## [PASSAGE]
┄┄┄┄┄┄
The drive mechanism for moving the sealing tool 30 at the sealing station, or the mold at the forming station, in a compound motion, is accomplished by two separate drives. To achieve reciprocal, vertical motion, a vertical drive 36 is provided, and consists of a primary drive 35 having a drive pulley, or toothed wheel, 38 driven by a reversible motor 40 through a gear-reduction unit. The drive pulley 38 drives driven pulley 42 through the chain 44, which, in turn, drives pulley 46 forming part of the secondary drive chain 47. The pulley 46 drives chain 48, which, in turn, drives pulley 50. The pulleys 46, 50 of the secondary drive 47, respectively, rotate shafts 52, 54 coupled thereto. At the ends of each shaft 52, 54 are pivotally connected drive levers 56 and 58, respectively, which, in turn, are pivotally connected at their distal ends to the lower ends of intermediate, connecting links 60, 62, respectively, which, at their upper ends, are pivotally connected to yokes 64, 66, which yokes fixedly mount mounting plates 68 to which is permanently affixed the sealing or forming tool 30. Rotation of the drive motor 40 in a first direction causes the tool to be raised, as seen in FIG. 2, for performing either sealing or forming of the film, while rotation of the drive motor 40 in the second, opposite direction causes the tool to be lowered, as seen in FIG. 6, for awaiting the next indexing of the film. The drive motor 40 for the vertical drive mechanism is a D.C. servo-motor, such as Model R88G, manufactured by Pacific Scientific Co.
┄┄┄┄┄┄
## [RECORD SET]
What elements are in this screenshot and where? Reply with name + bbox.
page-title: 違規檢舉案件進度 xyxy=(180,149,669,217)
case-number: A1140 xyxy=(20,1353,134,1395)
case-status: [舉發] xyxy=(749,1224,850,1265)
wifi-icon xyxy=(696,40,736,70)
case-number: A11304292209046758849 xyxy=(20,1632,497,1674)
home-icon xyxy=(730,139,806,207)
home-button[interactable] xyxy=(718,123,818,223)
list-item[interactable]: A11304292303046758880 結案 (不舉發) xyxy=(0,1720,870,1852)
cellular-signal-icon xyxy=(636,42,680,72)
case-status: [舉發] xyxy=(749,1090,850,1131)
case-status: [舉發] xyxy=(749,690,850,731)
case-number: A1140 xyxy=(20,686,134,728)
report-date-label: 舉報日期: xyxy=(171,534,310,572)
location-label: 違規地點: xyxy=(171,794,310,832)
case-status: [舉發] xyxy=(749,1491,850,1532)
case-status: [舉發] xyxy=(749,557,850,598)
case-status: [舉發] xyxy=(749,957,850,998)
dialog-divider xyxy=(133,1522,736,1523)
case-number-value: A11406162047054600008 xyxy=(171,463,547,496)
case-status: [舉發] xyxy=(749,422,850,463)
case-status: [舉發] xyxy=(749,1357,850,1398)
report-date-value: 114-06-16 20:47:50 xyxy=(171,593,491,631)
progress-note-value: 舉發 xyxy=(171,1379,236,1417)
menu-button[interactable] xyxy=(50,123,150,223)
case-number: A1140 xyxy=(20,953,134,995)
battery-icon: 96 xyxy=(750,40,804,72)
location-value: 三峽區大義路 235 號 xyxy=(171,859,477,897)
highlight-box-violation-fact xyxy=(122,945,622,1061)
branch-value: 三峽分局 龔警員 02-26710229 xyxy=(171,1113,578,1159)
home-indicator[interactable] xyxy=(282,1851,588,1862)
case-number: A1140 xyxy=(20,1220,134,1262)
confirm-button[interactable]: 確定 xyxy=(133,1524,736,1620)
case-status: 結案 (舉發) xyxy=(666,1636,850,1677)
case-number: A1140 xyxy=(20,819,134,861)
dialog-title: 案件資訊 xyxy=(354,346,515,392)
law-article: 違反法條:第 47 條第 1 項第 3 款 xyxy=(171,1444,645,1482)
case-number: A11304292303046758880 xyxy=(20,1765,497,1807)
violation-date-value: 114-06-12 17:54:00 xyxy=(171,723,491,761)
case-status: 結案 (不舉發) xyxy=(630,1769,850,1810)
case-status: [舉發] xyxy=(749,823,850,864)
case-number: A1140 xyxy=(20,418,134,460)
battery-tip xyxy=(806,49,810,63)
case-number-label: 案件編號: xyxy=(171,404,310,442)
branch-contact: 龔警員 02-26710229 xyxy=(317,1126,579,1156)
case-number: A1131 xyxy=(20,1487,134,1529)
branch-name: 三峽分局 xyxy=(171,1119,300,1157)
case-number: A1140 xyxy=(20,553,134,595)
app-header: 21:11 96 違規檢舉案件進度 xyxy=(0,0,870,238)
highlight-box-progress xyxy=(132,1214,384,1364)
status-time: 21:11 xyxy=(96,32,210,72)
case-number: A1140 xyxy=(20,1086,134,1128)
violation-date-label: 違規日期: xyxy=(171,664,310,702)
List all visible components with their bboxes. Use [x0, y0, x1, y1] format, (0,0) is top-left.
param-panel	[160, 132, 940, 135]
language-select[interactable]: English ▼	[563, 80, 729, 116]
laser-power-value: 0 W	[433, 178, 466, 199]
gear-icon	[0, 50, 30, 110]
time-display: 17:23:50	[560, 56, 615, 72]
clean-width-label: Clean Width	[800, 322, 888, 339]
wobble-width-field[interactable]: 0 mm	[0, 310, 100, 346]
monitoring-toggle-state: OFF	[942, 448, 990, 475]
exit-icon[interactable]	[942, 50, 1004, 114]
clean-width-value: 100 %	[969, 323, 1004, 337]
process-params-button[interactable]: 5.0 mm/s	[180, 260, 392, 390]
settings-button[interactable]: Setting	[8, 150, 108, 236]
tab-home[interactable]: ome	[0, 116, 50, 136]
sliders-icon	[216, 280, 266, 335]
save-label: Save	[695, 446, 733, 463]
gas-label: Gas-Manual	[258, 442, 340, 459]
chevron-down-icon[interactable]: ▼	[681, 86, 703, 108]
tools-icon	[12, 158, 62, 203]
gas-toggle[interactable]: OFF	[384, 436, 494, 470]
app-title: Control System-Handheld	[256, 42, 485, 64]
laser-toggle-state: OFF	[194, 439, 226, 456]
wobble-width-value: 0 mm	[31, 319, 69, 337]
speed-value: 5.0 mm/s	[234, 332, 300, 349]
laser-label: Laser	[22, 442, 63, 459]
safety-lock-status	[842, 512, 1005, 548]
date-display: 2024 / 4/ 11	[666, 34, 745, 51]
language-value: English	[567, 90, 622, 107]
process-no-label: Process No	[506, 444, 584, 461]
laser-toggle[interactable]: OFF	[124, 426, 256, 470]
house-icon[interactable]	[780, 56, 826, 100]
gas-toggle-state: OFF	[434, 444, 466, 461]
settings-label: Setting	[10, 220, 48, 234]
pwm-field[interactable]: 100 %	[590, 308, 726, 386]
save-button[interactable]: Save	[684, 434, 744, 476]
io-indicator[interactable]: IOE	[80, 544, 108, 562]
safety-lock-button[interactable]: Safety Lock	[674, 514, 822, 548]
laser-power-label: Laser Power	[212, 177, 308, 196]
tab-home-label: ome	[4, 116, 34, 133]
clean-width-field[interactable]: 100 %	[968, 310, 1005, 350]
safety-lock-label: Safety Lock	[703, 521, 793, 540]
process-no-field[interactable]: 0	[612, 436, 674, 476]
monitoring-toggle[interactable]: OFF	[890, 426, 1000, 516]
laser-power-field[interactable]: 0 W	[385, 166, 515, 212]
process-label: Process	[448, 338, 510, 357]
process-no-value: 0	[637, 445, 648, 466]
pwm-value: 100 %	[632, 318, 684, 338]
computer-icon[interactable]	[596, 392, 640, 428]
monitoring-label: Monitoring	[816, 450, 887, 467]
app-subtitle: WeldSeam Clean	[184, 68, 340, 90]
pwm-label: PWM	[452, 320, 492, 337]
┄┄┄┄┄┄
## [BRIEF A]
Translate this sentence from the drive mechanism passage into Spanish: "The pulley 46 drives chain 48, which, in turn, drives pulley 50."
## [BRIEF B]
For each statement, decide whether it agrees with the drive mechanism passage. Answer yes or no, and quote the deciding words.
(i) The drive motor for the vertical drive mechanism is a D.C. servo-motor.
(ii) A single drive produces the compound motion of the sealing tool or mold.
(iii) Turning the drive motor in the first direction lowers the tool.
## [BRIEF C]
Rewrite the paragraph of the drive mechanism passage beginning "The drive mechanism for moving" as a bulleted list that keeps its main facts.

## [EXPECTED ANSWER A]
La polea 46 acciona la cadena 48, que a su vez acciona la polea 50.

## [EXPECTED ANSWER B]
(i) Yes: "The drive motor 40 for the vertical drive mechanism is a D.C. servo-motor"
(ii) No: "is accomplished by two separate drives"
(iii) No: "Rotation of the drive motor 40 in a first direction causes the tool to be raised"

## [EXPECTED ANSWER C]
- Two separate drives move the sealing tool 30 at the sealing station, or the mold at the forming station, in a compound motion.
- A vertical drive 36 provides reciprocal vertical motion. Its primary drive 35 has a drive pulley (toothed wheel) 38, which a reversible motor 40 turns through a gear-reduction unit.
- Drive pulley 38 drives driven pulley 42 through chain 44, and this train in turn drives pulley 46 of the secondary drive chain 47. Pulley 46 drives chain 48, which drives pulley 50.
- Pulleys 46 and 50 rotate shafts 52 and 54.
- Drive levers 56 and 58 are pivotally connected at the shaft ends. They are pivotally linked through connecting links 60 and 62 to yokes 64 and 66. The yokes fixedly mount the mounting plates 68, to which the sealing or forming tool 30 is permanently affixed.
- Turning motor 40 in one direction raises the tool to seal or form the film (FIG. 2). Turning it the opposite way lowers the tool to await the next indexing of the film (FIG. 6).
- Motor 40 is a D.C. servo-motor, such as Model R88G made by Pacific Scientific Co.